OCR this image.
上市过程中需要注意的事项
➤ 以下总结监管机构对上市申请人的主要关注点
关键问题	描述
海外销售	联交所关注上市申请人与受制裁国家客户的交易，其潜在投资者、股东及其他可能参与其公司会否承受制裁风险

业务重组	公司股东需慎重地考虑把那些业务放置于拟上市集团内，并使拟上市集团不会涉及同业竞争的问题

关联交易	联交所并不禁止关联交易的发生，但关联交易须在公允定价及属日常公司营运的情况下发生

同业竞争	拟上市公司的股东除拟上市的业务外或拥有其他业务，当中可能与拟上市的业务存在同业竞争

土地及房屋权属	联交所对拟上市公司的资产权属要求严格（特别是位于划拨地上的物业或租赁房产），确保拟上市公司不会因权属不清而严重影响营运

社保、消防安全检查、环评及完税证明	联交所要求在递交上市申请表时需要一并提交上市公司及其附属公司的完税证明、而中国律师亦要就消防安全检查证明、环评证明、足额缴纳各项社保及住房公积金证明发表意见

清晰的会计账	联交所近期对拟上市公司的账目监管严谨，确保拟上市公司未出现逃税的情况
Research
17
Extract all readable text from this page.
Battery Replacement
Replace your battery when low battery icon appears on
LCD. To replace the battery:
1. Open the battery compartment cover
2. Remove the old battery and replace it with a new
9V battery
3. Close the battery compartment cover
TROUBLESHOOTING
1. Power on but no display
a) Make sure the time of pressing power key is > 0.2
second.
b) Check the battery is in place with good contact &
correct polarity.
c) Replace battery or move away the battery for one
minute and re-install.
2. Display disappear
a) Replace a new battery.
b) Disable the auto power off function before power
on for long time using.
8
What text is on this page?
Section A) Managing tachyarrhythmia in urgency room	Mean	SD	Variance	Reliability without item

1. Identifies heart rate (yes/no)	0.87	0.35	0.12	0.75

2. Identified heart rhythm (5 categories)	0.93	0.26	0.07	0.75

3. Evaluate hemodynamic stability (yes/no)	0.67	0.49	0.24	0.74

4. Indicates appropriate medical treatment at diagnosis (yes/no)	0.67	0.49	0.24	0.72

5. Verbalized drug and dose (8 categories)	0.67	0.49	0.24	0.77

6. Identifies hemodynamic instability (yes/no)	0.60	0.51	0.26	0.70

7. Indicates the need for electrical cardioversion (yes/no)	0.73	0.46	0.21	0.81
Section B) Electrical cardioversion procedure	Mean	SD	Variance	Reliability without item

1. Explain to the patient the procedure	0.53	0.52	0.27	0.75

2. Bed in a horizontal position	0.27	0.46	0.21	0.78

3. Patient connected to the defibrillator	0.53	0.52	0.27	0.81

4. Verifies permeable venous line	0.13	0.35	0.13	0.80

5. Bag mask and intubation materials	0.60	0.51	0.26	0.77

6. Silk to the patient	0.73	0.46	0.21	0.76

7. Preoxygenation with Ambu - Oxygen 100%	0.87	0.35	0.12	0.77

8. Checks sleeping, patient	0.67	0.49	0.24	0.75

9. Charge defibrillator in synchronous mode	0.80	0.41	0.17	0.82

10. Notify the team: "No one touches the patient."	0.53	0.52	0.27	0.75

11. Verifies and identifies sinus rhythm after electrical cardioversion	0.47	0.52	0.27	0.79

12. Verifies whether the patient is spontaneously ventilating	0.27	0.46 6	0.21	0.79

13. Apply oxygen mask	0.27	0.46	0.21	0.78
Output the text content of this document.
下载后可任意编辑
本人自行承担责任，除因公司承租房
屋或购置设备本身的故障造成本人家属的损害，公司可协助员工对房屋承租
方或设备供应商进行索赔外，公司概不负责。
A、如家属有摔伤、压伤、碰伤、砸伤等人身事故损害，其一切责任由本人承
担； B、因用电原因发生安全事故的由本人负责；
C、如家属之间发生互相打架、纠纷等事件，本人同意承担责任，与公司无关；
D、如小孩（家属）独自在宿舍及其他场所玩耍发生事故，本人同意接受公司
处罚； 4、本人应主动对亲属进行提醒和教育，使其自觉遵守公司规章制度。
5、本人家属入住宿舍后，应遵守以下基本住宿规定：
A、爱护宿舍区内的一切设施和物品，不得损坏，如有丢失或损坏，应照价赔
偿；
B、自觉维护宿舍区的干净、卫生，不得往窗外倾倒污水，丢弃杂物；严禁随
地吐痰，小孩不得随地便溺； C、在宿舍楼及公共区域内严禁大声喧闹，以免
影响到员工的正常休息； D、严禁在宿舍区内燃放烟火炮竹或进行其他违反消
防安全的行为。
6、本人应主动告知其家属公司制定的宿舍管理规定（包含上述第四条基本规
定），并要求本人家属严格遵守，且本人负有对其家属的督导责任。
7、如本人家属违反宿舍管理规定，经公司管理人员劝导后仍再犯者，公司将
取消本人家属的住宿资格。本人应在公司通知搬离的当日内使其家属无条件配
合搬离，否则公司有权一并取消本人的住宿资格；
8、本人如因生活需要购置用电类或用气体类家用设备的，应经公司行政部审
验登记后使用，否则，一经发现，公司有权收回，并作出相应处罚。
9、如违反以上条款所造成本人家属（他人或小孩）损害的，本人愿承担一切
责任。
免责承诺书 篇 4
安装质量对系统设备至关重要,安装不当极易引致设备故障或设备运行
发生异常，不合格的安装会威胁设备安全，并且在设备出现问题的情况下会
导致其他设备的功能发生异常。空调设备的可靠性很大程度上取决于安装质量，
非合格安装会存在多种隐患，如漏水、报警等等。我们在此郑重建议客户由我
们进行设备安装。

--- Aim of the task ---
Copy out the material word for word and line for line.

--- Completed exercise ---
OCR this image.
上市过程中需要注意的事项
➤ 以下总结监管机构对上市申请人的主要关注点
关键问题	描述
海外销售	联交所关注上市申请人与受制裁国家客户的交易，其潜在投资者、股东及其他可能参与其公司会否承受制裁风险

业务重组	公司股东需慎重地考虑把那些业务放置于拟上市集团内，并使拟上市集团不会涉及同业竞争的问题

关联交易	联交所并不禁止关联交易的发生，但关联交易须在公允定价及属日常公司营运的情况下发生

同业竞争	拟上市公司的股东除拟上市的业务外或拥有其他业务，当中可能与拟上市的业务存在同业竞争

土地及房屋权属	联交所对拟上市公司的资产权属要求严格（特别是位于划拨地上的物业或租赁房产），确保拟上市公司不会因权属不清而严重影响营运

社保、消防安全检查、环评及完税证明	联交所要求在递交上市申请表时需要一并提交上市公司及其附属公司的完税证明、而中国律师亦要就消防安全检查证明、环评证明、足额缴纳各项社保及住房公积金证明发表意见

清晰的会计账	联交所近期对拟上市公司的账目监管严谨，确保拟上市公司未出现逃税的情况
Research
17
Extract all readable text from this page.
Battery Replacement
Replace your battery when low battery icon appears on
LCD. To replace the battery:
1. Open the battery compartment cover
2. Remove the old battery and replace it with a new
9V battery
3. Close the battery compartment cover
TROUBLESHOOTING
1. Power on but no display
a) Make sure the time of pressing power key is > 0.2
second.
b) Check the battery is in place with good contact &
correct polarity.
c) Replace battery or move away the battery for one
minute and re-install.
2. Display disappear
a) Replace a new battery.
b) Disable the auto power off function before power
on for long time using.
8
What text is on this page?
Section A) Managing tachyarrhythmia in urgency room	Mean	SD	Variance	Reliability without item

1. Identifies heart rate (yes/no)	0.87	0.35	0.12	0.75

2. Identified heart rhythm (5 categories)	0.93	0.26	0.07	0.75

3. Evaluate hemodynamic stability (yes/no)	0.67	0.49	0.24	0.74

4. Indicates appropriate medical treatment at diagnosis (yes/no)	0.67	0.49	0.24	0.72

5. Verbalized drug and dose (8 categories)	0.67	0.49	0.24	0.77

6. Identifies hemodynamic instability (yes/no)	0.60	0.51	0.26	0.70

7. Indicates the need for electrical cardioversion (yes/no)	0.73	0.46	0.21	0.81
Section B) Electrical cardioversion procedure	Mean	SD	Variance	Reliability without item

1. Explain to the patient the procedure	0.53	0.52	0.27	0.75

2. Bed in a horizontal position	0.27	0.46	0.21	0.78

3. Patient connected to the defibrillator	0.53	0.52	0.27	0.81

4. Verifies permeable venous line	0.13	0.35	0.13	0.80

5. Bag mask and intubation materials	0.60	0.51	0.26	0.77

6. Silk to the patient	0.73	0.46	0.21	0.76

7. Preoxygenation with Ambu - Oxygen 100%	0.87	0.35	0.12	0.77

8. Checks sleeping, patient	0.67	0.49	0.24	0.75

9. Charge defibrillator in synchronous mode	0.80	0.41	0.17	0.82

10. Notify the team: "No one touches the patient."	0.53	0.52	0.27	0.75

11. Verifies and identifies sinus rhythm after electrical cardioversion	0.47	0.52	0.27	0.79

12. Verifies whether the patient is spontaneously ventilating	0.27	0.46 6	0.21	0.79

13. Apply oxygen mask	0.27	0.46	0.21	0.78
Output the text content of this document.
下载后可任意编辑
本人自行承担责任，除因公司承租房
屋或购置设备本身的故障造成本人家属的损害，公司可协助员工对房屋承租
方或设备供应商进行索赔外，公司概不负责。
A、如家属有摔伤、压伤、碰伤、砸伤等人身事故损害，其一切责任由本人承
担； B、因用电原因发生安全事故的由本人负责；
C、如家属之间发生互相打架、纠纷等事件，本人同意承担责任，与公司无关；
D、如小孩（家属）独自在宿舍及其他场所玩耍发生事故，本人同意接受公司
处罚； 4、本人应主动对亲属进行提醒和教育，使其自觉遵守公司规章制度。
5、本人家属入住宿舍后，应遵守以下基本住宿规定：
A、爱护宿舍区内的一切设施和物品，不得损坏，如有丢失或损坏，应照价赔
偿；
B、自觉维护宿舍区的干净、卫生，不得往窗外倾倒污水，丢弃杂物；严禁随
地吐痰，小孩不得随地便溺； C、在宿舍楼及公共区域内严禁大声喧闹，以免
影响到员工的正常休息； D、严禁在宿舍区内燃放烟火炮竹或进行其他违反消
防安全的行为。
6、本人应主动告知其家属公司制定的宿舍管理规定（包含上述第四条基本规
定），并要求本人家属严格遵守，且本人负有对其家属的督导责任。
7、如本人家属违反宿舍管理规定，经公司管理人员劝导后仍再犯者，公司将
取消本人家属的住宿资格。本人应在公司通知搬离的当日内使其家属无条件配
合搬离，否则公司有权一并取消本人的住宿资格；
8、本人如因生活需要购置用电类或用气体类家用设备的，应经公司行政部审
验登记后使用，否则，一经发现，公司有权收回，并作出相应处罚。
9、如违反以上条款所造成本人家属（他人或小孩）损害的，本人愿承担一切
责任。
免责承诺书 篇 4
安装质量对系统设备至关重要,安装不当极易引致设备故障或设备运行
发生异常，不合格的安装会威胁设备安全，并且在设备出现问题的情况下会
导致其他设备的功能发生异常。空调设备的可靠性很大程度上取决于安装质量，
非合格安装会存在多种隐患，如漏水、报警等等。我们在此郑重建议客户由我
们进行设备安装。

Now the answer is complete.